• **Exercise goal**
Search the material below for the string "Ноглики" and extract each line that has it.
── Exercise input
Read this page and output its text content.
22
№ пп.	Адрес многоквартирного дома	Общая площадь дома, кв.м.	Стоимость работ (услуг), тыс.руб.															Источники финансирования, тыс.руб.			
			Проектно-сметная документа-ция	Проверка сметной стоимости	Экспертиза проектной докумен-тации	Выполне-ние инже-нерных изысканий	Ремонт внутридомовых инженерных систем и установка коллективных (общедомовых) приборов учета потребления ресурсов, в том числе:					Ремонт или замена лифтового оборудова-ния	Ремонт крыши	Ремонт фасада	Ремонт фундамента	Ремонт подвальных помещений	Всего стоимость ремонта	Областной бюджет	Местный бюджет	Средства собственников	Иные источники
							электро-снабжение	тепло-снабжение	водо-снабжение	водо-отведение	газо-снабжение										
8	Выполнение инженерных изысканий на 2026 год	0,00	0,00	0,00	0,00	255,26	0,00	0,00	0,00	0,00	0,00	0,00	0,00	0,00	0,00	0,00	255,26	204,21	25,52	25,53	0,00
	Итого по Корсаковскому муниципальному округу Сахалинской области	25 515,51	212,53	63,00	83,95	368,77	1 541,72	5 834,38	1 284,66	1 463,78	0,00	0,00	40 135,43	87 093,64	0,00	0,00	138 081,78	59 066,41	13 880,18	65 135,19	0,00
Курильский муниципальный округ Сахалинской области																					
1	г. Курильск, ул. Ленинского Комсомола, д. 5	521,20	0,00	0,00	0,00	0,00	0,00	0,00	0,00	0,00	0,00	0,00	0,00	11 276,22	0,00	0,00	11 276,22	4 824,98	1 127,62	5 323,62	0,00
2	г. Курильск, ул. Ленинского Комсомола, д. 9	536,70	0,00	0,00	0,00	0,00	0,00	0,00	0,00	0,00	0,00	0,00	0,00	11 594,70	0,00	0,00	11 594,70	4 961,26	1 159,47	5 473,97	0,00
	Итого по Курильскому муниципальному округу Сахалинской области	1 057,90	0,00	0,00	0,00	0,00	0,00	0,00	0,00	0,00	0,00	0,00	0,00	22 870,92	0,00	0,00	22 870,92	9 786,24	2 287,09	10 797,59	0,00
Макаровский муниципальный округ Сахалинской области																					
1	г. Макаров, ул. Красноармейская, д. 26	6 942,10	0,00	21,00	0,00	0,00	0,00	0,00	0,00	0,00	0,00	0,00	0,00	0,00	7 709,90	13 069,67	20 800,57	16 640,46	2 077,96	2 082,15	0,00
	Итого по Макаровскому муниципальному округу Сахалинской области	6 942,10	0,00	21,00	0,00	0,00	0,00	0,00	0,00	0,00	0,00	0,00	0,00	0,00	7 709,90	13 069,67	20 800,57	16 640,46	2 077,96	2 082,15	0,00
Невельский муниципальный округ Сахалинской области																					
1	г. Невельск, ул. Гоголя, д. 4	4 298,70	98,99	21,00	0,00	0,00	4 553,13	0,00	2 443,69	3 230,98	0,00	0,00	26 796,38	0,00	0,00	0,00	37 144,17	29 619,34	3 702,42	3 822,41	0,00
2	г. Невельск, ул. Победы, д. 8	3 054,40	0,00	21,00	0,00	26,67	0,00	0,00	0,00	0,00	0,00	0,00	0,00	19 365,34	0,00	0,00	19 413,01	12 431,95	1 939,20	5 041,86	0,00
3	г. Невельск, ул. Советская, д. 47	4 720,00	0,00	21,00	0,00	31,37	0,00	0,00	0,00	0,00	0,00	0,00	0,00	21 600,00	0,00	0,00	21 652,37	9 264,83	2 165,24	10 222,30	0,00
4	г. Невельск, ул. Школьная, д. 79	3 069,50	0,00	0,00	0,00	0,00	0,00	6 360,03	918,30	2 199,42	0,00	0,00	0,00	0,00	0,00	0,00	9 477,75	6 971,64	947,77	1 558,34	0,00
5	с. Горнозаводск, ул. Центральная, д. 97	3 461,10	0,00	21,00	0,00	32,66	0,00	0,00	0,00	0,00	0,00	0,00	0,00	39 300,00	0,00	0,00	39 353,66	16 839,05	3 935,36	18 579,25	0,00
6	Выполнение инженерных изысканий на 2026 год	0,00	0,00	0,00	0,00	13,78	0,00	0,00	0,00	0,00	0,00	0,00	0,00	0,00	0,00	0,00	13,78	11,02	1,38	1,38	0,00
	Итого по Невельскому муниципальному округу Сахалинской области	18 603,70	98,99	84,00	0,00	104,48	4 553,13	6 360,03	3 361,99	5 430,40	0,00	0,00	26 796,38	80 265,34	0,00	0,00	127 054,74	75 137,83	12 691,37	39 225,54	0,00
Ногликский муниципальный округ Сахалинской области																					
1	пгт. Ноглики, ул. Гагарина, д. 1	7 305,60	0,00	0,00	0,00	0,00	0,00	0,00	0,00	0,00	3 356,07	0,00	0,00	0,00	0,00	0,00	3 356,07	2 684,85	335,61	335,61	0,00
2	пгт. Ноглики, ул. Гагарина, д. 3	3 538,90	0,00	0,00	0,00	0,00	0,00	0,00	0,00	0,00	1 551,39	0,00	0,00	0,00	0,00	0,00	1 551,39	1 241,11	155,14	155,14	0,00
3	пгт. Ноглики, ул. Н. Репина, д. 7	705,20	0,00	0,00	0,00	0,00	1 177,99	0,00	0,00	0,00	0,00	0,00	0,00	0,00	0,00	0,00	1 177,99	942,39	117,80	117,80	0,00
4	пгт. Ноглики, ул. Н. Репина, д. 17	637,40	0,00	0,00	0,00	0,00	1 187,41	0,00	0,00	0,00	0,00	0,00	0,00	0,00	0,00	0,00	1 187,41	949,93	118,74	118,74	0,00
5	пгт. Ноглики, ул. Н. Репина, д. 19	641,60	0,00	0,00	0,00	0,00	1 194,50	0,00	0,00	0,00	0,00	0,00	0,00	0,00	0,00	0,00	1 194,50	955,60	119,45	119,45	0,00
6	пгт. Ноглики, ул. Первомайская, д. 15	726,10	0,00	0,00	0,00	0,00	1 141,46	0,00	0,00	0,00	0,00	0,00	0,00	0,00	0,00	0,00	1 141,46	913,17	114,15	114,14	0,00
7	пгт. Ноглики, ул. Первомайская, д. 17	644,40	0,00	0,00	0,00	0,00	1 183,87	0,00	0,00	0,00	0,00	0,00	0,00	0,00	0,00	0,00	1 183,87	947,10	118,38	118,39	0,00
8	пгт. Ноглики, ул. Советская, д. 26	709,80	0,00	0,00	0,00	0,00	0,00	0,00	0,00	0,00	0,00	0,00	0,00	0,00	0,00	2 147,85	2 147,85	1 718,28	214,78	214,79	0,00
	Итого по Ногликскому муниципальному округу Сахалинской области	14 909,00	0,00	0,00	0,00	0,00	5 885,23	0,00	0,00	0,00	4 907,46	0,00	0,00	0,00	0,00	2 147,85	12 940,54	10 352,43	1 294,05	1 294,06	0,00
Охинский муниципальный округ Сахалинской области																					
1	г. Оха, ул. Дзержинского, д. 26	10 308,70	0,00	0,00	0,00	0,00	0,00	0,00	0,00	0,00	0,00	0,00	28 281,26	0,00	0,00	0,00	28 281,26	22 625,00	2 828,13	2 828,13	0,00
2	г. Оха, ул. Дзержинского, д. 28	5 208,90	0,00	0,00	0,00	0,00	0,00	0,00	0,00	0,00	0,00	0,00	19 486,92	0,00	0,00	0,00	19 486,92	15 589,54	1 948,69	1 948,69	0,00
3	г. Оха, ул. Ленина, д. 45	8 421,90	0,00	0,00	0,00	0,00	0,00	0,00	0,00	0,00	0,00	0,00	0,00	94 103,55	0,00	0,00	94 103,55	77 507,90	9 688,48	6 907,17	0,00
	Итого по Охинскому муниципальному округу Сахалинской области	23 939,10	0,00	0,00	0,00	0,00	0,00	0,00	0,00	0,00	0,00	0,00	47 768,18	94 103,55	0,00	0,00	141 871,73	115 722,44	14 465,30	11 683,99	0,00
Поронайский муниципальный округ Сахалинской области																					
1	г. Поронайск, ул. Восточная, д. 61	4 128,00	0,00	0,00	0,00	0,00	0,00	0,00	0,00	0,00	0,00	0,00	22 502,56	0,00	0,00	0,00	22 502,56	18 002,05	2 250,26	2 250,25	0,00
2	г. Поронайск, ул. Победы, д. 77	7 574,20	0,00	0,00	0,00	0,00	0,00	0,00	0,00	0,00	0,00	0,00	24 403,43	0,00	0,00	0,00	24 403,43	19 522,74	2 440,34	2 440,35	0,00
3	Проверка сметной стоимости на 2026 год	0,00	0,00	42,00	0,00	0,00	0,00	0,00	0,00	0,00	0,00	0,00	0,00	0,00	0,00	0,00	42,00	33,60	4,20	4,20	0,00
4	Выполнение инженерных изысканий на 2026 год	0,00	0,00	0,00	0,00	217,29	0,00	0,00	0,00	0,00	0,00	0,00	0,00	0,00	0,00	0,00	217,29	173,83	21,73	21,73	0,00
────
• **Exercise solution**
1	пгт. Ноглики, ул. Гагарина, д. 1	7 305,60	0,00	0,00	0,00	0,00	0,00	0,00	0,00	0,00	3 356,07	0,00	0,00	0,00	0,00	0,00	3 356,07	2 684,85	335,61	335,61	0,00
2	пгт. Ноглики, ул. Гагарина, д. 3	3 538,90	0,00	0,00	0,00	0,00	0,00	0,00	0,00	0,00	1 551,39	0,00	0,00	0,00	0,00	0,00	1 551,39	1 241,11	155,14	155,14	0,00
3	пгт. Ноглики, ул. Н. Репина, д. 7	705,20	0,00	0,00	0,00	0,00	1 177,99	0,00	0,00	0,00	0,00	0,00	0,00	0,00	0,00	0,00	1 177,99	942,39	117,80	117,80	0,00
4	пгт. Ноглики, ул. Н. Репина, д. 17	637,40	0,00	0,00	0,00	0,00	1 187,41	0,00	0,00	0,00	0,00	0,00	0,00	0,00	0,00	0,00	1 187,41	949,93	118,74	118,74	0,00
5	пгт. Ноглики, ул. Н. Репина, д. 19	641,60	0,00	0,00	0,00	0,00	1 194,50	0,00	0,00	0,00	0,00	0,00	0,00	0,00	0,00	0,00	1 194,50	955,60	119,45	119,45	0,00
6	пгт. Ноглики, ул. Первомайская, д. 15	726,10	0,00	0,00	0,00	0,00	1 141,46	0,00	0,00	0,00	0,00	0,00	0,00	0,00	0,00	0,00	1 141,46	913,17	114,15	114,14	0,00
7	пгт. Ноглики, ул. Первомайская, д. 17	644,40	0,00	0,00	0,00	0,00	1 183,87	0,00	0,00	0,00	0,00	0,00	0,00	0,00	0,00	0,00	1 183,87	947,10	118,38	118,39	0,00
8	пгт. Ноглики, ул. Советская, д. 26	709,80	0,00	0,00	0,00	0,00	0,00	0,00	0,00	0,00	0,00	0,00	0,00	0,00	0,00	2 147,85	2 147,85	1 718,28	214,78	214,79	0,00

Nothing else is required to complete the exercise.